-- START Data --
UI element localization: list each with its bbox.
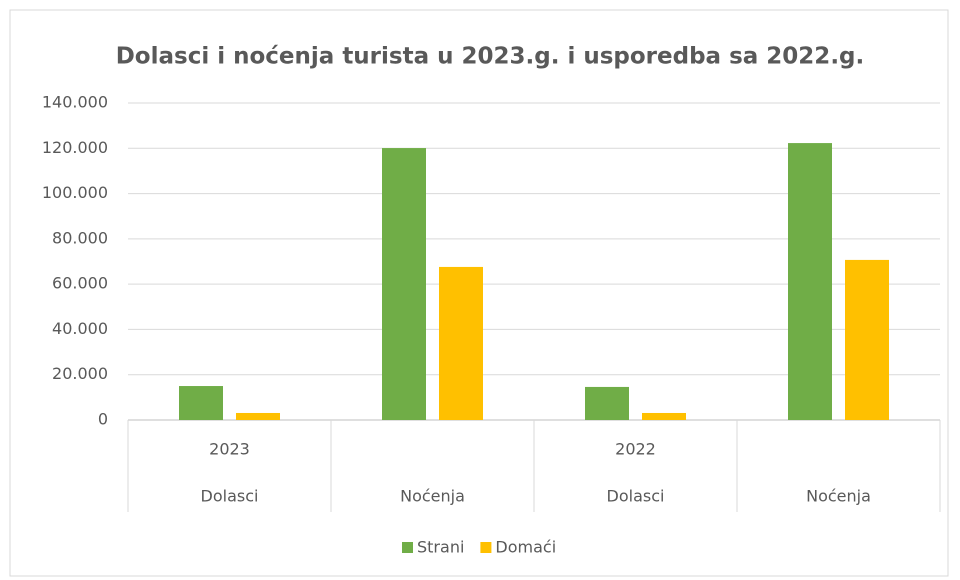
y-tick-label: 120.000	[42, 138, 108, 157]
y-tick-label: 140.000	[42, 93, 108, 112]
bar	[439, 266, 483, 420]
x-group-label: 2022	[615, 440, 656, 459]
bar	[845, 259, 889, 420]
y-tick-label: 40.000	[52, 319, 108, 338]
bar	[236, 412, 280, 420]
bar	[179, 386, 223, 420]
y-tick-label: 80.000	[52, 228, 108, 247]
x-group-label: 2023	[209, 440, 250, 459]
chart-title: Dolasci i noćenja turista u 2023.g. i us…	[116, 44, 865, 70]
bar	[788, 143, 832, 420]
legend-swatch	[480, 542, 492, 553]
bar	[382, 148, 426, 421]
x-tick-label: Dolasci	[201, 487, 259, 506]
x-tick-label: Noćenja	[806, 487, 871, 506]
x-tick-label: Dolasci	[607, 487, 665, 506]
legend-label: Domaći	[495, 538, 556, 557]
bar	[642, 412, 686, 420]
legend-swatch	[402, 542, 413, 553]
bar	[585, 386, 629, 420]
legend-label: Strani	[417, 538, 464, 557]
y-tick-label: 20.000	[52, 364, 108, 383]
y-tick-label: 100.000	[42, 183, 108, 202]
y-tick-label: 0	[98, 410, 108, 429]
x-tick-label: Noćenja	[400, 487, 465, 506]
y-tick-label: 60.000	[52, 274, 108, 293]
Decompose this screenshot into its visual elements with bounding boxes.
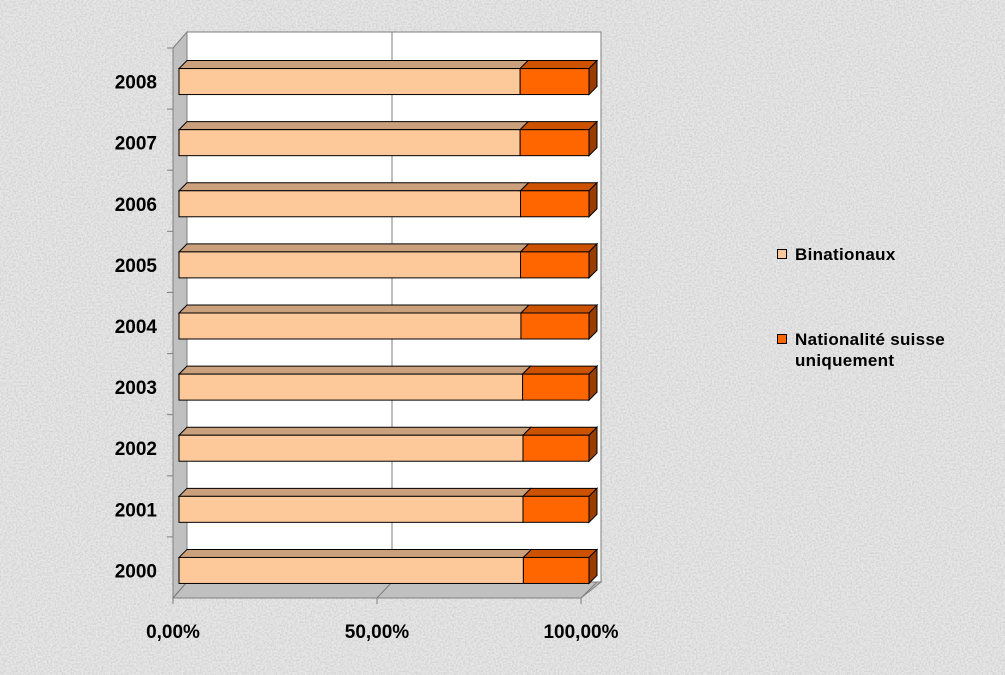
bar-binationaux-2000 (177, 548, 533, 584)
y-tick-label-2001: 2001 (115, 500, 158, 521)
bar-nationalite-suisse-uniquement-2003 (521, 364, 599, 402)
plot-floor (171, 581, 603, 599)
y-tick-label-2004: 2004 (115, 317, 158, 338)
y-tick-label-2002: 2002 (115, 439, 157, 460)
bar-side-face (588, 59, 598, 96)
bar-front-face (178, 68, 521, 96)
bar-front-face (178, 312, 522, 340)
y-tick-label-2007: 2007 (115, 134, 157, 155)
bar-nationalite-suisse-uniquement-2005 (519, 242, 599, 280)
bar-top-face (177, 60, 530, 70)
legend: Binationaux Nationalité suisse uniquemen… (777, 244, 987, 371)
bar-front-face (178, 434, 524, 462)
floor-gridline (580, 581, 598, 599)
-- END Data --
#### To do
Identify every line in the records that contains the string "floor", treating case as significant, and copy each of those lines.

#### Result for this exercise
plot-floor (171, 581, 603, 599)
floor-gridline (580, 581, 598, 599)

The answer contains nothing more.